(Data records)
>> Begin
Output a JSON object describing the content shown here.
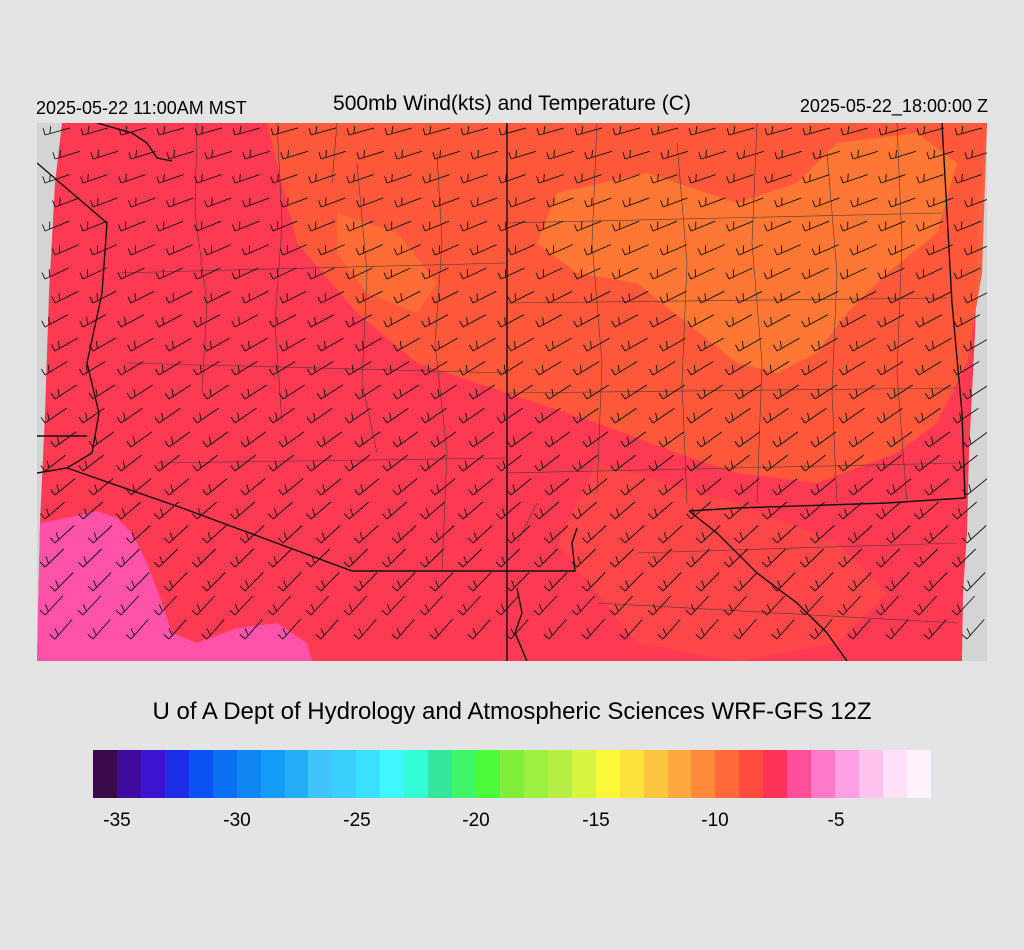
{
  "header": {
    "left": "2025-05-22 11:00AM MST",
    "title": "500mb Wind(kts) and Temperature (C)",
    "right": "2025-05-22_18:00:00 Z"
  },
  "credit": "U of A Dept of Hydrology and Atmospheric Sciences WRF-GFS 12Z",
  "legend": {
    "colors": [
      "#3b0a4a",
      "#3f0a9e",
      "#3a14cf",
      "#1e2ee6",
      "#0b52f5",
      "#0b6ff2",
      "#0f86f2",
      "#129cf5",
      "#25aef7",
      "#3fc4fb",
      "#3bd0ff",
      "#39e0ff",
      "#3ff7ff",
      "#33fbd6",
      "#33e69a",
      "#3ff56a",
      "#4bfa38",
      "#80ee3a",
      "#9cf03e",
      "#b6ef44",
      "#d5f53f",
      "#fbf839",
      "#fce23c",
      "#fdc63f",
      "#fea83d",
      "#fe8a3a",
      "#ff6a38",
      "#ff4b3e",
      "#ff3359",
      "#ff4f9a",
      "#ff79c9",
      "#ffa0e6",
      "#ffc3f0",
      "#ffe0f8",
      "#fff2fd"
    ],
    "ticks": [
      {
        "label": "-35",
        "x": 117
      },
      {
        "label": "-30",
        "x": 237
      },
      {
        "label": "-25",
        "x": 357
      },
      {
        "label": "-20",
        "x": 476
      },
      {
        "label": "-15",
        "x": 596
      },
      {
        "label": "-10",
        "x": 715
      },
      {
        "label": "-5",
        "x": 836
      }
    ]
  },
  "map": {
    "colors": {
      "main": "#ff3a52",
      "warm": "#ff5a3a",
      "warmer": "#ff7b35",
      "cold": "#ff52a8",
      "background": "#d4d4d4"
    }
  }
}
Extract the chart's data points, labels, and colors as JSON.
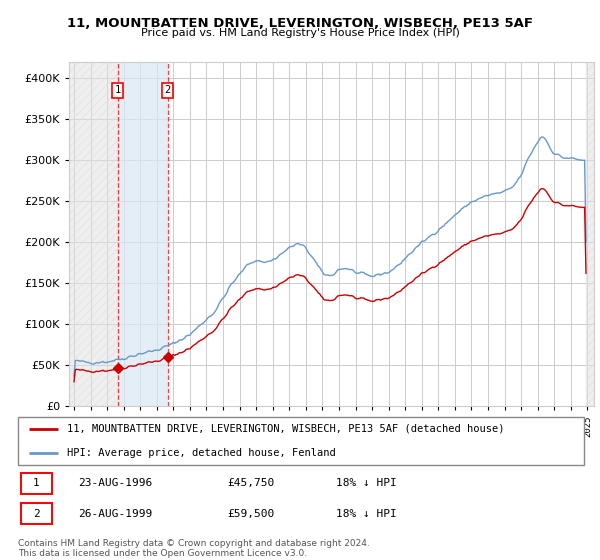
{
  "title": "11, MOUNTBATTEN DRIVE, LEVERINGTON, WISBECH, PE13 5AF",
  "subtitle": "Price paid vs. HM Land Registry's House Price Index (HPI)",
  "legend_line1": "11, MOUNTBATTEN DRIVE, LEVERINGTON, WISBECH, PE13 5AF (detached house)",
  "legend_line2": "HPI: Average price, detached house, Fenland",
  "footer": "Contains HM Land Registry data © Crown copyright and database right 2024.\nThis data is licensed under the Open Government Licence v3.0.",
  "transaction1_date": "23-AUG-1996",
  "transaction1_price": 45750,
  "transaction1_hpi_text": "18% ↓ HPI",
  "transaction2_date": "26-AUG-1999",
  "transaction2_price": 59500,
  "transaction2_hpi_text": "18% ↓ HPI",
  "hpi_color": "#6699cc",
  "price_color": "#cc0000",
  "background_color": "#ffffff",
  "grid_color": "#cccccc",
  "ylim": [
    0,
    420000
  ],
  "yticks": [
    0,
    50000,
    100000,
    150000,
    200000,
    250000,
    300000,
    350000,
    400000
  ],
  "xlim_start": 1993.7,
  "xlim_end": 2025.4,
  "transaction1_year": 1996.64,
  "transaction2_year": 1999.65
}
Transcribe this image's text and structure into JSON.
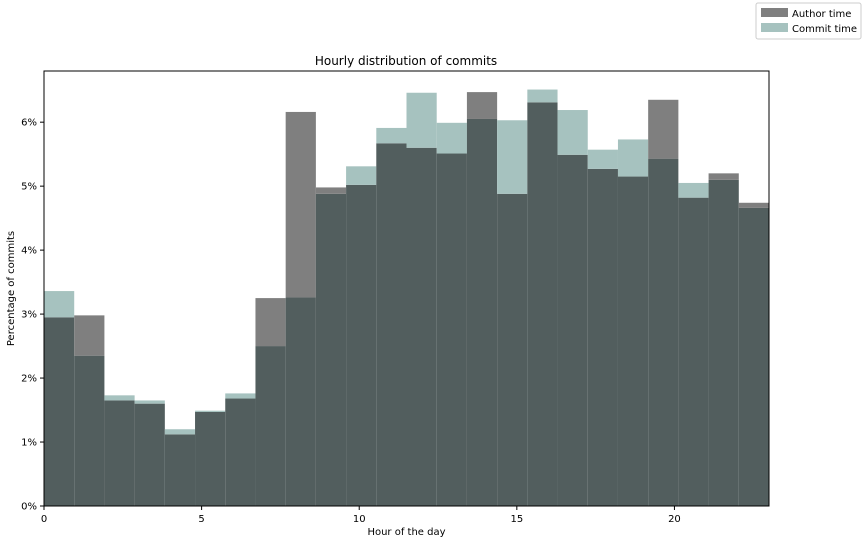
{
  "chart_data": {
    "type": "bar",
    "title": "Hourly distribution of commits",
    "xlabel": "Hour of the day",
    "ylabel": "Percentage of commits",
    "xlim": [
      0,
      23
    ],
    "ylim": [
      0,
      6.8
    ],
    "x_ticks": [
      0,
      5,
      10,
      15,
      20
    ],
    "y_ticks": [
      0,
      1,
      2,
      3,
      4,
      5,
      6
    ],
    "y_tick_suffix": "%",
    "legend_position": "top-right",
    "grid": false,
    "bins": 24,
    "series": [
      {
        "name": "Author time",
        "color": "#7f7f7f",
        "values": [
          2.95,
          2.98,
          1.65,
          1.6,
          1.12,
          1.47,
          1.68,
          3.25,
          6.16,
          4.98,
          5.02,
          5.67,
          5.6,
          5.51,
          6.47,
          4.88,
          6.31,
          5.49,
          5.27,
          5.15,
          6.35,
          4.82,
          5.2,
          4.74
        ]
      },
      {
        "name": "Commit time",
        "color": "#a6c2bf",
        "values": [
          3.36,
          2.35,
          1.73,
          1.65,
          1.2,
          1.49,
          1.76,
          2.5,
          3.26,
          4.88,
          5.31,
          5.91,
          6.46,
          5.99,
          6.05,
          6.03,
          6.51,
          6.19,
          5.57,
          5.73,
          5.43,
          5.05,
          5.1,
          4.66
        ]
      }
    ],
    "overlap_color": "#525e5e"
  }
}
>> End
>> Begin
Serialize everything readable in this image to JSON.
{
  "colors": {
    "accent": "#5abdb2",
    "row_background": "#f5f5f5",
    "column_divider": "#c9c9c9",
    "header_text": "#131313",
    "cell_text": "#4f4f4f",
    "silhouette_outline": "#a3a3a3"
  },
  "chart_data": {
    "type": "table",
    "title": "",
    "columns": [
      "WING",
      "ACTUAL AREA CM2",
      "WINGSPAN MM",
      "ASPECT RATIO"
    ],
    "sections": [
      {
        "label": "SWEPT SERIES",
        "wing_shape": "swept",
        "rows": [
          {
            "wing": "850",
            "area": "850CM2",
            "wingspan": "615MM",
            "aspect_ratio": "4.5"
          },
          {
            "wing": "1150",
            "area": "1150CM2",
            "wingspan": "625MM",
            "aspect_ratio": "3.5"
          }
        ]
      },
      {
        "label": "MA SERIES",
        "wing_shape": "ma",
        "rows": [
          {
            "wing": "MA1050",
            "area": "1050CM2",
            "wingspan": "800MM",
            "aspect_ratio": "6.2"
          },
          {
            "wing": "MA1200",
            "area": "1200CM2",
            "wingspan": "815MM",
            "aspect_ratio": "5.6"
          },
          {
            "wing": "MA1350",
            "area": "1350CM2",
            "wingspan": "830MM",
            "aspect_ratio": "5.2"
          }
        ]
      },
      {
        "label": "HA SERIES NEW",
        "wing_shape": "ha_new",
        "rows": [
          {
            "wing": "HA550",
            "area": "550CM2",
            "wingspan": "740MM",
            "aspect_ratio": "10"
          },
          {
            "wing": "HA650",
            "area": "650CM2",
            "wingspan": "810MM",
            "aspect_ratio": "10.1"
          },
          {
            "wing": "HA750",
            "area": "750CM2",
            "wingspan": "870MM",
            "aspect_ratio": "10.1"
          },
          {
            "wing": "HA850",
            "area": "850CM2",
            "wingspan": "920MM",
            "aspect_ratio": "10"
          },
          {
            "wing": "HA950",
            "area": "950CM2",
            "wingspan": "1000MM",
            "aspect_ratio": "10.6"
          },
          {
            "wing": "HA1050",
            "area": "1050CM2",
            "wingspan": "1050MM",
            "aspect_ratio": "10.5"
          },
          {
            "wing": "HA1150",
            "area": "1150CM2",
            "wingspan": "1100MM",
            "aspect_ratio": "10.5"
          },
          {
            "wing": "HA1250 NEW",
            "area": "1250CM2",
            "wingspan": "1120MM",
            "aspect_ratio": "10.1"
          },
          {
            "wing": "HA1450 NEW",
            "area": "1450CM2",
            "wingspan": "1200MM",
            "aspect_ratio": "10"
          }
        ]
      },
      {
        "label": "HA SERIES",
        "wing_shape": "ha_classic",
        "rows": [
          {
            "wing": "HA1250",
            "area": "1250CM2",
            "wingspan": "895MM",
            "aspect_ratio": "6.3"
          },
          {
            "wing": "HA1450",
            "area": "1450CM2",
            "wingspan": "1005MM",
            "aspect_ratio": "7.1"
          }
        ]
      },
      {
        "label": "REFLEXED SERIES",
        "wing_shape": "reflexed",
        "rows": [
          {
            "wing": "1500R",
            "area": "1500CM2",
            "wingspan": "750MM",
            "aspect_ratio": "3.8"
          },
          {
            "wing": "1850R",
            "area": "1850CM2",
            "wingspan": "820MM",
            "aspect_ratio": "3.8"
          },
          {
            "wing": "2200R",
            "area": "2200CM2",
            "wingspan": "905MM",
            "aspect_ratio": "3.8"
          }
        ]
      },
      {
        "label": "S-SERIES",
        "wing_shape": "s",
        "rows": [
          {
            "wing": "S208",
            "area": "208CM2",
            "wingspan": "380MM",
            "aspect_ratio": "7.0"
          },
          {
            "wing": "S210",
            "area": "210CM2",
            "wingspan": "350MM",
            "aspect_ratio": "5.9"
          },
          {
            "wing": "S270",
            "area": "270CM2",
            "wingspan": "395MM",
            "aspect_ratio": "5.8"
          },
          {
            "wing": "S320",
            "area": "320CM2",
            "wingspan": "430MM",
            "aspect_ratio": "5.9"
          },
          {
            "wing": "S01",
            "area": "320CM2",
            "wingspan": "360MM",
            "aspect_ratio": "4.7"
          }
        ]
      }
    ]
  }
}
>> End
>> Begin
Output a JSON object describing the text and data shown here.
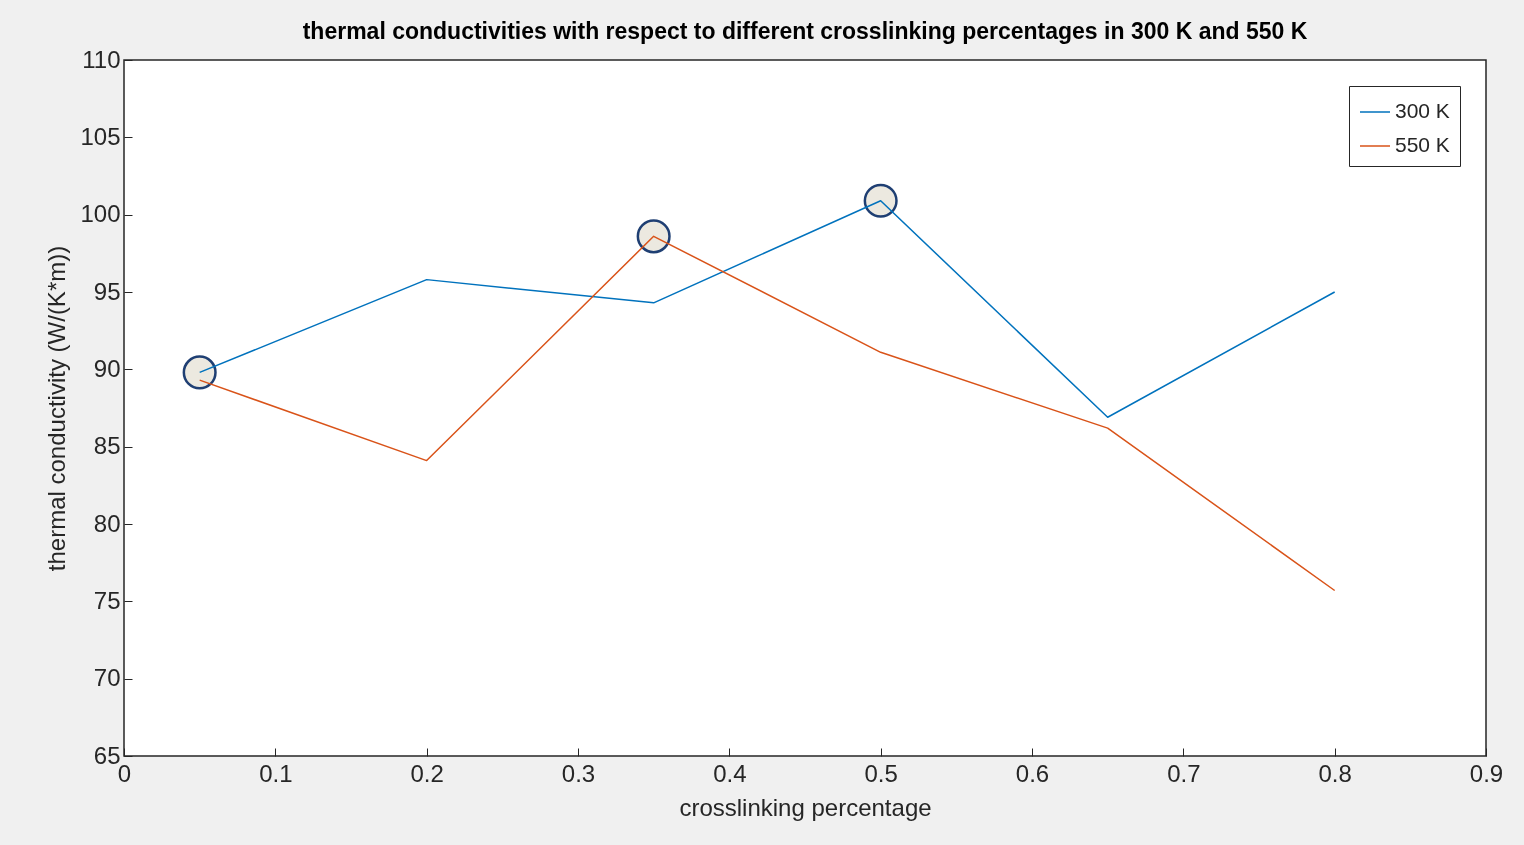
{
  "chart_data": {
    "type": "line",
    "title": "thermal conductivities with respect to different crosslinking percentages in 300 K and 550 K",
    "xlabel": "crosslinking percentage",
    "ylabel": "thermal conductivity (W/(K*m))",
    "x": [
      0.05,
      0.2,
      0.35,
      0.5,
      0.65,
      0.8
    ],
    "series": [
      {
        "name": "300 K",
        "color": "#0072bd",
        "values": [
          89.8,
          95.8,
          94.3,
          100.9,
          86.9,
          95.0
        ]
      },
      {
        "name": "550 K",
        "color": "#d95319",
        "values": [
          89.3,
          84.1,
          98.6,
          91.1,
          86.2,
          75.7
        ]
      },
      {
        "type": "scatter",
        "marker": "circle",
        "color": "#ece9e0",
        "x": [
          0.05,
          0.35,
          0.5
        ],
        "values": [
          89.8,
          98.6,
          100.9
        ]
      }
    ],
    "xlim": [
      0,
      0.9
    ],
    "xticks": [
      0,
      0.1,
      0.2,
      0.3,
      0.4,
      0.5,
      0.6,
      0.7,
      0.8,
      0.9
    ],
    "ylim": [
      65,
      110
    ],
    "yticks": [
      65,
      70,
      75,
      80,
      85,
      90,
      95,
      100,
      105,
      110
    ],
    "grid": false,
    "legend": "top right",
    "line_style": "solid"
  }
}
>> End
From the entries above, copy every line that holds the word "Output".

__ANSWER__
Output a JSON object describing the content shown here.
Output a JSON object describing the text and data shown here.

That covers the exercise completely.